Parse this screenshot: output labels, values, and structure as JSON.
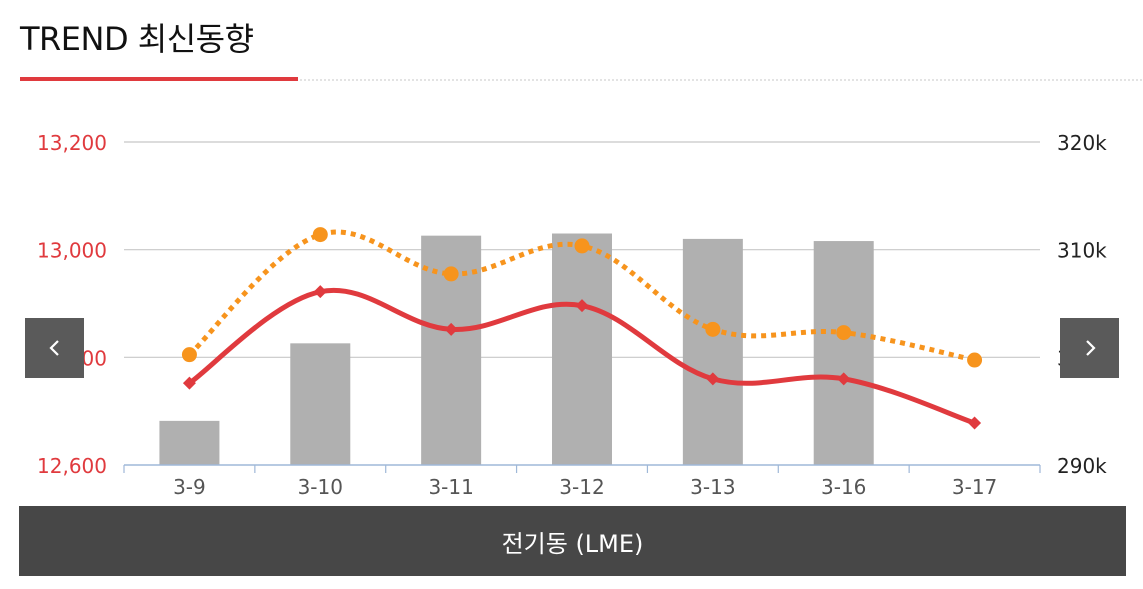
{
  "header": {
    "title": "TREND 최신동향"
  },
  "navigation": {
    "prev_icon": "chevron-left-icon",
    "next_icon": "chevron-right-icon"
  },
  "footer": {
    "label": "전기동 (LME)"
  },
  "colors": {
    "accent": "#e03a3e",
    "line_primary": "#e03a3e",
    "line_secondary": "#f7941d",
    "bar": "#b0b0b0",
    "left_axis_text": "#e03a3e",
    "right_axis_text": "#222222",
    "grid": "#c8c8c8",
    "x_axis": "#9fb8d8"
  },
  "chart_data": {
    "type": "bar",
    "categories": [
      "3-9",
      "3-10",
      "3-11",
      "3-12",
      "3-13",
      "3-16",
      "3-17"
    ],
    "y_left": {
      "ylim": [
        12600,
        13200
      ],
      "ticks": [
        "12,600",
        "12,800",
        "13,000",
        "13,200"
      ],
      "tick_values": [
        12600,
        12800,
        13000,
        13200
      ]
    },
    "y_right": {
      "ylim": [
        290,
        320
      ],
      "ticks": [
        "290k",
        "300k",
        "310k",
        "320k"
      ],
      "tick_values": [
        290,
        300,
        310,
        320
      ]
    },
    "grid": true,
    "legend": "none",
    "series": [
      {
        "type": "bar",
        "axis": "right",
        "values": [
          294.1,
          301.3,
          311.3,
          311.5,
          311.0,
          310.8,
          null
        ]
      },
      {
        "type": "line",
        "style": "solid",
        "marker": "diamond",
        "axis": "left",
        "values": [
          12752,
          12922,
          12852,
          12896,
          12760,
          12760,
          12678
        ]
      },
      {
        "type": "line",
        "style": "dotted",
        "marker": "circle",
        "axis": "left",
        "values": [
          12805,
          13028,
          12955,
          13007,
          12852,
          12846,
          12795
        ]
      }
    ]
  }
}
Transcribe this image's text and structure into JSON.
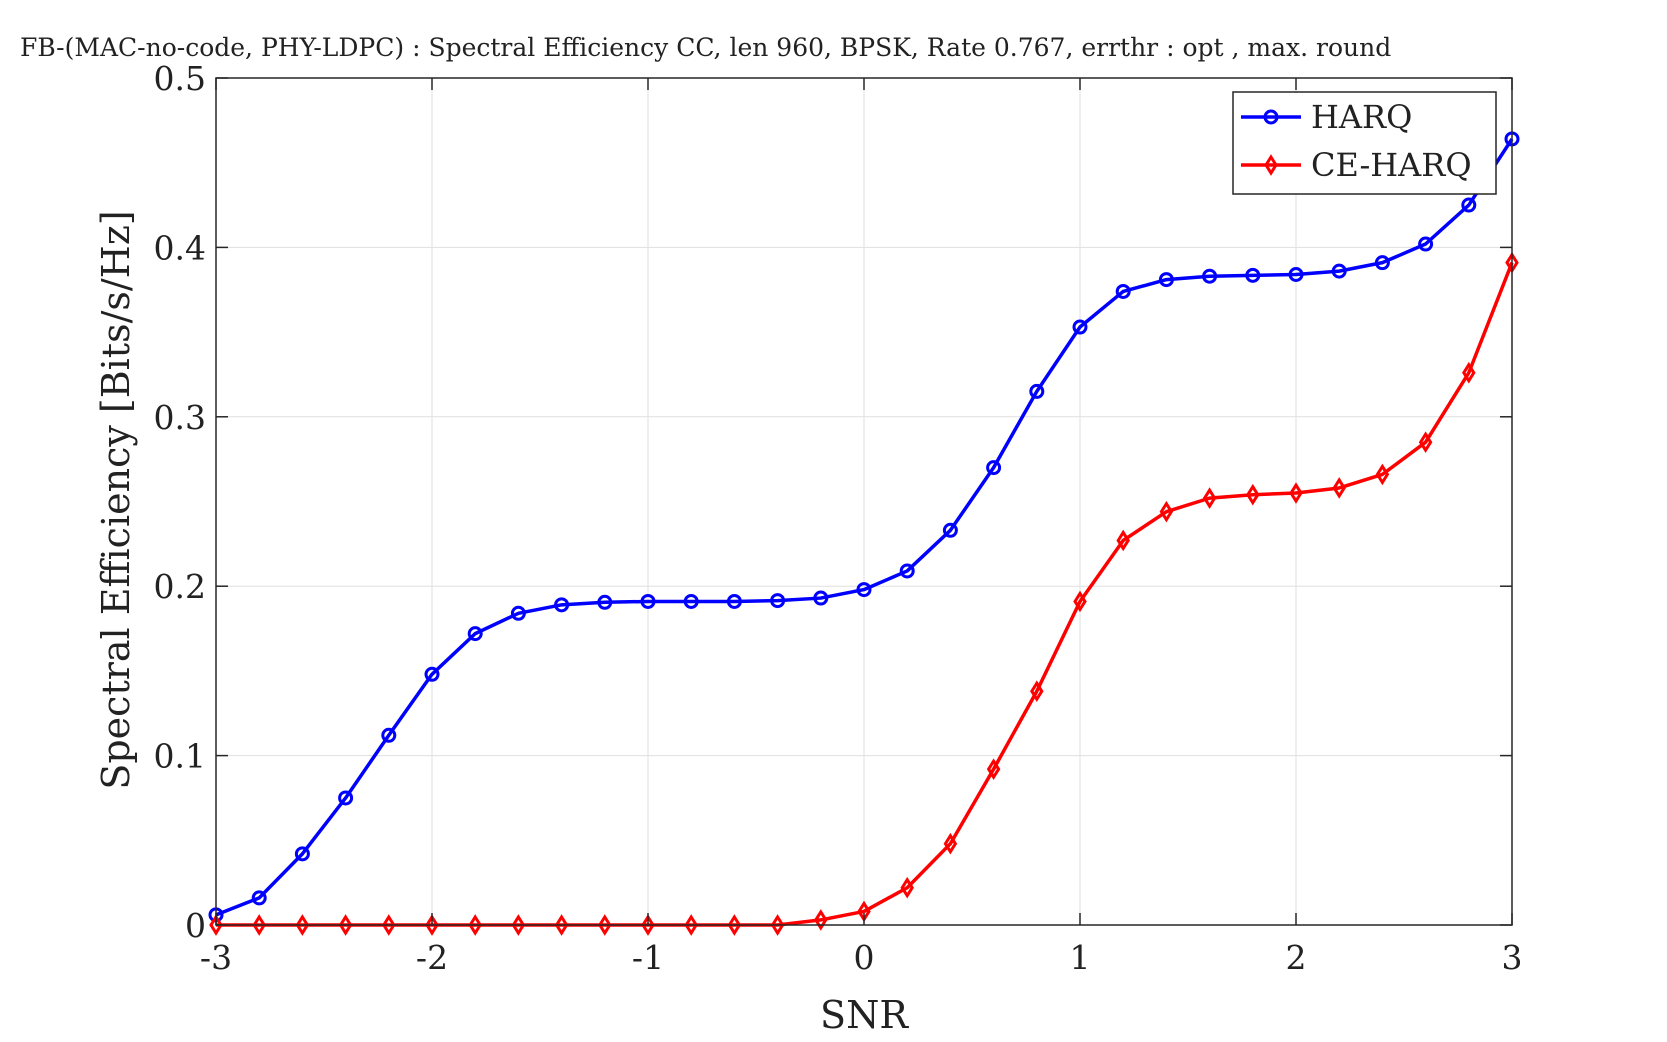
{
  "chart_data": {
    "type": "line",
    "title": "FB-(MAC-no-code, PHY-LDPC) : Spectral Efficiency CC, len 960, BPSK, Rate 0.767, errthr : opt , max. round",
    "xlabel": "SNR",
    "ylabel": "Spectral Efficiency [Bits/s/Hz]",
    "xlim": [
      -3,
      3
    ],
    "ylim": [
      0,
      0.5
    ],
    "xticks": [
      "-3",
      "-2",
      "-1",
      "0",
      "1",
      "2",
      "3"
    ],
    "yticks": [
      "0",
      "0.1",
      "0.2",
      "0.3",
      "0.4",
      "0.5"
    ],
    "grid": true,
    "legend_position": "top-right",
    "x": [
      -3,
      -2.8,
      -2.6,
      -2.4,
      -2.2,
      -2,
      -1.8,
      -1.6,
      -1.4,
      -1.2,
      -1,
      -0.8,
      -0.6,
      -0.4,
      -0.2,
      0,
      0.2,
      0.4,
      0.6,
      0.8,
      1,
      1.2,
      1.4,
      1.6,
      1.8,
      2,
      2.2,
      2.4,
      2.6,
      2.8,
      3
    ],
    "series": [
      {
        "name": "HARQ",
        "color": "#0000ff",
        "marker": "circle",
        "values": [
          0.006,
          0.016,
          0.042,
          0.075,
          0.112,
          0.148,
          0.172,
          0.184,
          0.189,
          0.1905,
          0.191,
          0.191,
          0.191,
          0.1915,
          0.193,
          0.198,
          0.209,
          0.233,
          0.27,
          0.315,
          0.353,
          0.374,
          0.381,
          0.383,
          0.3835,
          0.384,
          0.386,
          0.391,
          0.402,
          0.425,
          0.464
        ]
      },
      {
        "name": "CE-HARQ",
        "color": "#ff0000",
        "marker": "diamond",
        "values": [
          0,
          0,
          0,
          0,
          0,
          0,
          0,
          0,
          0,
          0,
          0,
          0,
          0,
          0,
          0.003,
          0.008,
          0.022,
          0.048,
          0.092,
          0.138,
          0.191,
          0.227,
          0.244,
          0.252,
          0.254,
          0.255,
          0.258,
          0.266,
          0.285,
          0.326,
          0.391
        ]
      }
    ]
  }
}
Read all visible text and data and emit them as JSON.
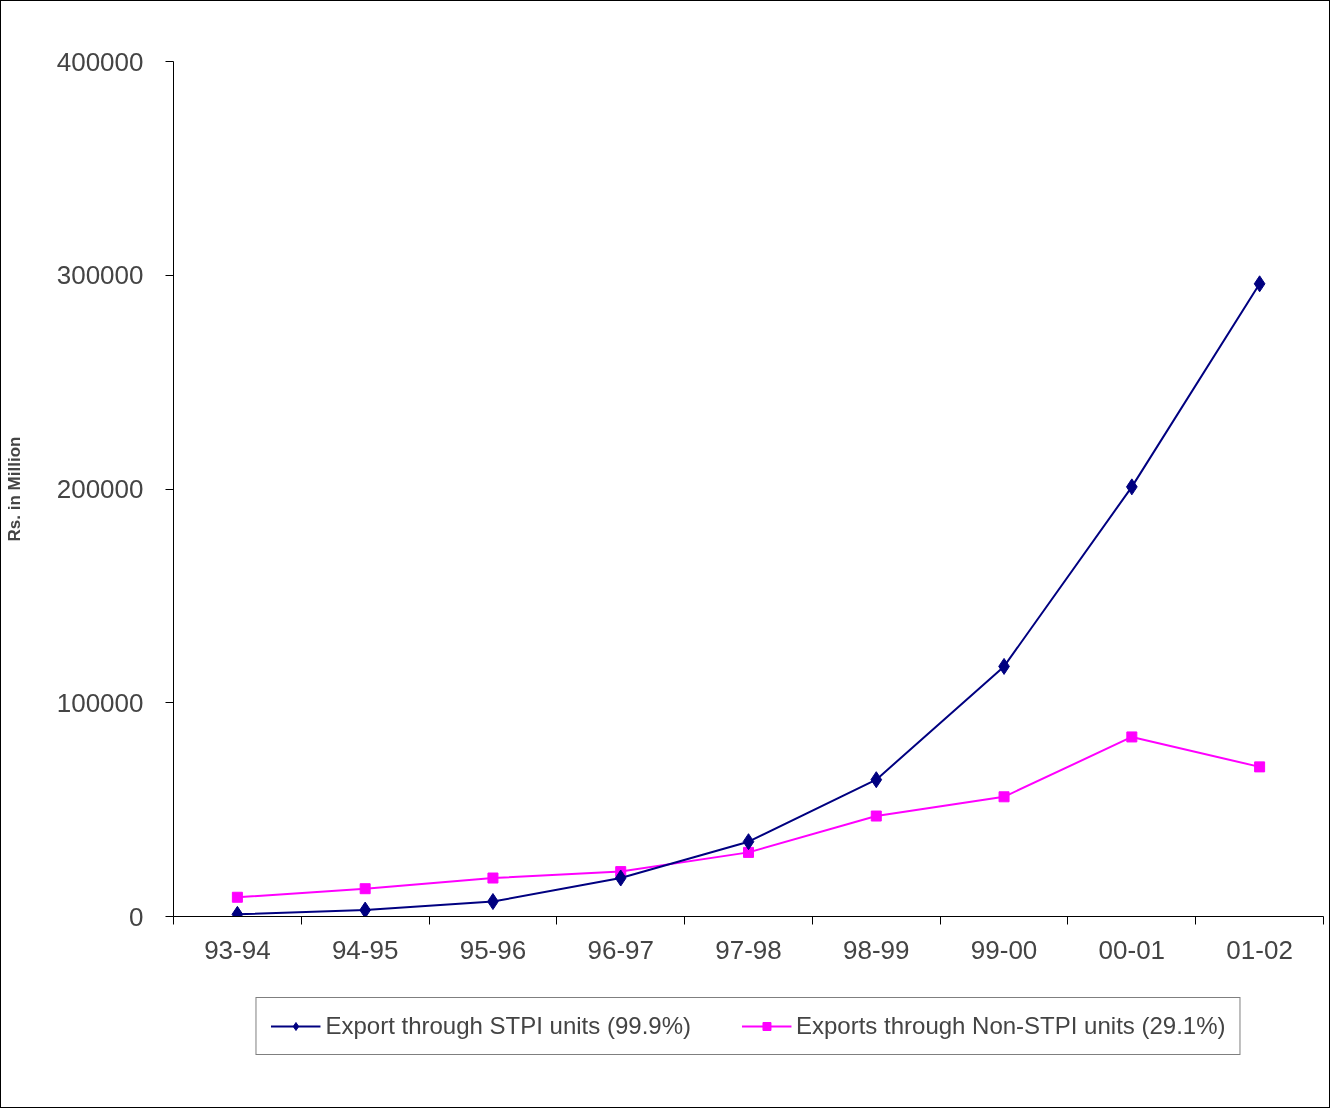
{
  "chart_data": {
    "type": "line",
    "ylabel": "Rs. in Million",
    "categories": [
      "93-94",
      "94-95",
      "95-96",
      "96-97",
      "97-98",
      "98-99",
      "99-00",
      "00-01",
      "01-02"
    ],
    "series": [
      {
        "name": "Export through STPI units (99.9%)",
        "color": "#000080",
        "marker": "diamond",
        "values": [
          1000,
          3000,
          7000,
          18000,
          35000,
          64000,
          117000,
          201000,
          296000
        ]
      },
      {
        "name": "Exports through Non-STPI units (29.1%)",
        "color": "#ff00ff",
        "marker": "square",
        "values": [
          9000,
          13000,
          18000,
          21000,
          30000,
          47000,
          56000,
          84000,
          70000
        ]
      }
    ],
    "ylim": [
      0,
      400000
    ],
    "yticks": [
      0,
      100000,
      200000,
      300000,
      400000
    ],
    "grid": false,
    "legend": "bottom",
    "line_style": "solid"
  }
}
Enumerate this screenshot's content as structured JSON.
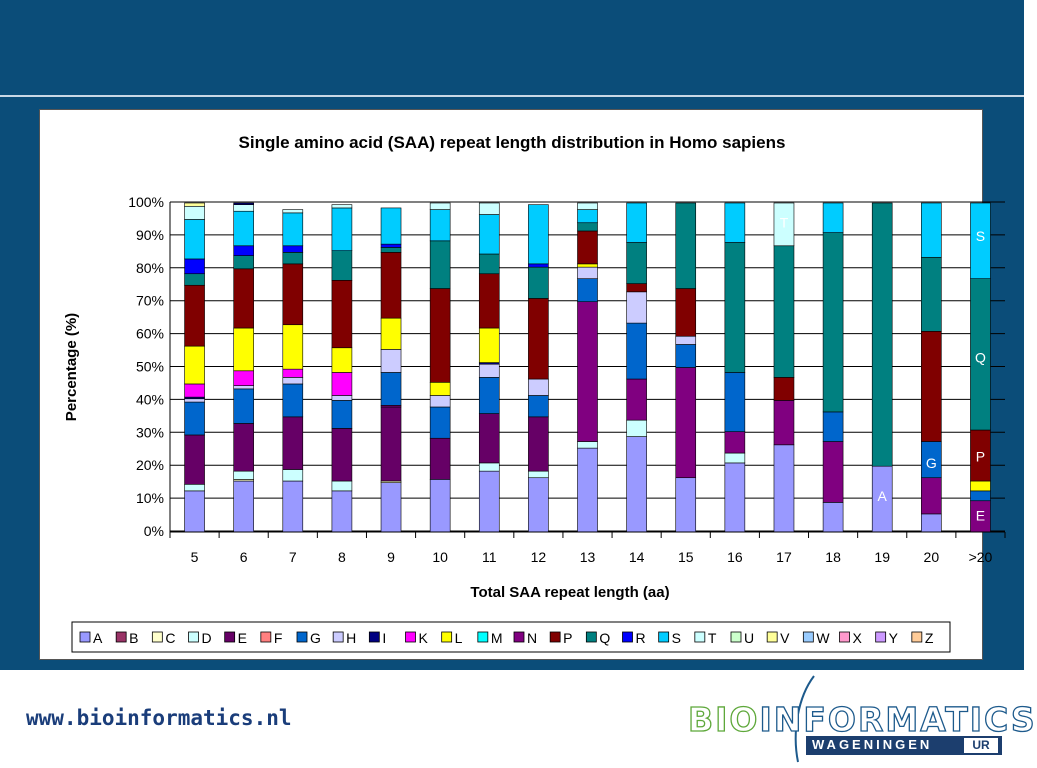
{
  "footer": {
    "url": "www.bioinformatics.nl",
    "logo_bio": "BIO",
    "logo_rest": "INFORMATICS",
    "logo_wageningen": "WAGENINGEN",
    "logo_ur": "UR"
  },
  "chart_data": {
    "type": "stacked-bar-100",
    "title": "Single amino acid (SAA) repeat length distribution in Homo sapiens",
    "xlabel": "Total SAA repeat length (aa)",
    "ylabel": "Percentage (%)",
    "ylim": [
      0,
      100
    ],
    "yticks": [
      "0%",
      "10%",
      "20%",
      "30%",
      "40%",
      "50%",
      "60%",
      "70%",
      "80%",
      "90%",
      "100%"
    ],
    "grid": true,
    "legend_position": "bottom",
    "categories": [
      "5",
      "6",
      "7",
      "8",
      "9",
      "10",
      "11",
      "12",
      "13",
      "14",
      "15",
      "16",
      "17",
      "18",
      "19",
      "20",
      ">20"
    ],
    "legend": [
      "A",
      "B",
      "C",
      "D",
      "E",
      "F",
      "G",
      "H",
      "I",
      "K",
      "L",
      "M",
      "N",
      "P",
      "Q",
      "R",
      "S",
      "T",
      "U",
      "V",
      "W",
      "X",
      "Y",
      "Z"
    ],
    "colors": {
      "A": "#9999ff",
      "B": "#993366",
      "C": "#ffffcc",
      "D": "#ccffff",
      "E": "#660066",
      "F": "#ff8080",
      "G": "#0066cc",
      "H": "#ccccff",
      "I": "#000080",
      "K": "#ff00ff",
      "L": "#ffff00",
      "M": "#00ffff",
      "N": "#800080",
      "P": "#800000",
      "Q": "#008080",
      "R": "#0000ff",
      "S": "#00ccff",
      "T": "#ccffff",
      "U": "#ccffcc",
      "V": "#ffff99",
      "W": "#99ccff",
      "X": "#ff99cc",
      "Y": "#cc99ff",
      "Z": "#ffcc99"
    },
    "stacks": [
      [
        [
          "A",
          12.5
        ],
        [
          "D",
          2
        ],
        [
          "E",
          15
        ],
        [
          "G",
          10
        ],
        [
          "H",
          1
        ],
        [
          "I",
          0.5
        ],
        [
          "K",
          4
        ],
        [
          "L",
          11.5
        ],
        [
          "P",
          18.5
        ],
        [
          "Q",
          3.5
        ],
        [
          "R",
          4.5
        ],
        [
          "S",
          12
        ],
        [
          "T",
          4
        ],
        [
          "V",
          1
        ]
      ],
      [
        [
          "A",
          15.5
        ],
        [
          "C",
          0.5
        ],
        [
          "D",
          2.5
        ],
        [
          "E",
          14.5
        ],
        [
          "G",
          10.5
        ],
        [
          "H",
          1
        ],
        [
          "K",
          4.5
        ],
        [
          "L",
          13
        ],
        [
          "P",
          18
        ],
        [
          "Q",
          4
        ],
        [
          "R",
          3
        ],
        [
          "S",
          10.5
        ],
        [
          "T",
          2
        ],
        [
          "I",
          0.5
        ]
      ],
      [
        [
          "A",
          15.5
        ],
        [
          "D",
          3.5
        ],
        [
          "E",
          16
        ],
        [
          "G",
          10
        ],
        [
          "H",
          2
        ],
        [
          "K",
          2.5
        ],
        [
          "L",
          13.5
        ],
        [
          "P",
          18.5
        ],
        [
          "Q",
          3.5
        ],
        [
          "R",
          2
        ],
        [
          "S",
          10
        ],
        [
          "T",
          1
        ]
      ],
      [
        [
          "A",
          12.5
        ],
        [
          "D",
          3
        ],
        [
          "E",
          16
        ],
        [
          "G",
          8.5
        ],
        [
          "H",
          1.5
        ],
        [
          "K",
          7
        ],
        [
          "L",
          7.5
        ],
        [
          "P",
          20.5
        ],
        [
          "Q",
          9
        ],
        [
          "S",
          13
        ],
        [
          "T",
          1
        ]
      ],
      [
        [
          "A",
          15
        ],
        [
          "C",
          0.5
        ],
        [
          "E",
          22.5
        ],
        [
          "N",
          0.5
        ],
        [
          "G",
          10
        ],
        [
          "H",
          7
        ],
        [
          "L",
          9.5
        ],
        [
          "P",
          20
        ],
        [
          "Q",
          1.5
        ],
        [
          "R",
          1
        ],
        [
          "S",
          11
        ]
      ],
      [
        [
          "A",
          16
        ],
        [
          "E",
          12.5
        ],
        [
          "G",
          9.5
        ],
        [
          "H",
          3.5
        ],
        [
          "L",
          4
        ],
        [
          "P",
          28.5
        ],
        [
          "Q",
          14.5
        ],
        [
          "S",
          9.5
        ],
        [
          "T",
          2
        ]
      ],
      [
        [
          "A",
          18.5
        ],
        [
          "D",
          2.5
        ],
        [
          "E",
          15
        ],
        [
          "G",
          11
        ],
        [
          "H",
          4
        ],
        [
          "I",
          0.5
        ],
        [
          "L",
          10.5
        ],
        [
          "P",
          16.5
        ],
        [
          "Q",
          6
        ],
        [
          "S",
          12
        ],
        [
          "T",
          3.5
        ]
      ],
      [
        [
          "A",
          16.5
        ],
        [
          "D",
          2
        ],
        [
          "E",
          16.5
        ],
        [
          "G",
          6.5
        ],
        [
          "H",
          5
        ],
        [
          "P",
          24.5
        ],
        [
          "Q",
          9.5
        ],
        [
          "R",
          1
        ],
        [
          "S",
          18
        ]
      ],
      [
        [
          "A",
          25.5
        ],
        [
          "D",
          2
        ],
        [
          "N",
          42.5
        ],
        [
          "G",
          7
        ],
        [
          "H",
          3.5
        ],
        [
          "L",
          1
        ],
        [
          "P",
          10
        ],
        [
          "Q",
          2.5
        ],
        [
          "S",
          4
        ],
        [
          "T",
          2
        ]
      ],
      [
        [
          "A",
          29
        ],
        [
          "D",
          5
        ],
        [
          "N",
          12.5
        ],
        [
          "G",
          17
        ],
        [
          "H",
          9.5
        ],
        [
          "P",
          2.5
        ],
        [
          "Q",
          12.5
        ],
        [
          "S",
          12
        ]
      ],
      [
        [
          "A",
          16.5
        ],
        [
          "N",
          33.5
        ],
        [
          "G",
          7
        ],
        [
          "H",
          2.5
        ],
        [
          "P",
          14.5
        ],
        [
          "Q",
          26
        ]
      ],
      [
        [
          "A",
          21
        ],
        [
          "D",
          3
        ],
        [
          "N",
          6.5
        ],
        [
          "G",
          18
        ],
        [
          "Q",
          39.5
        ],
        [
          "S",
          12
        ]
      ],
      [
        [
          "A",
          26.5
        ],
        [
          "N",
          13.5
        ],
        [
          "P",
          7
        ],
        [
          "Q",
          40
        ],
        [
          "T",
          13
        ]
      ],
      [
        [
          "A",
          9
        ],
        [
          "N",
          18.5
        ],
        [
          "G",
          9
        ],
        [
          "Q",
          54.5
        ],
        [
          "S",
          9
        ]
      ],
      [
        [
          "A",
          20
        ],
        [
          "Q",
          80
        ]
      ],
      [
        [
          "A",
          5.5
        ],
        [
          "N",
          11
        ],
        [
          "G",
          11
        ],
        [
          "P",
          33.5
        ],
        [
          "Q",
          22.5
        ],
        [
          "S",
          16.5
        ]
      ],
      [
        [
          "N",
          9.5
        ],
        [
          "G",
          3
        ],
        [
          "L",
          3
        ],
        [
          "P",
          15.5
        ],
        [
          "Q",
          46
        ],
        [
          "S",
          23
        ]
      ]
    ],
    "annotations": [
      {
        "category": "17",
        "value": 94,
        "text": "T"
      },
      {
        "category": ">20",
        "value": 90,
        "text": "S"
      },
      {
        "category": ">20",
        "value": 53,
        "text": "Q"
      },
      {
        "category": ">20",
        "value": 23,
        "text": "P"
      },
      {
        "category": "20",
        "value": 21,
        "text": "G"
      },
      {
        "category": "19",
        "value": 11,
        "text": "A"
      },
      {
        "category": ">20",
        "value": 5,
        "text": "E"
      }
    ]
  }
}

------------

- **What you will do**
Pick out lines containing the word "screenshot", each one as written.

- **Completed exercise**
Parse this screenshot: output labels, values, and structure as JSON.
Enumerate this screenshot's content as structured JSON.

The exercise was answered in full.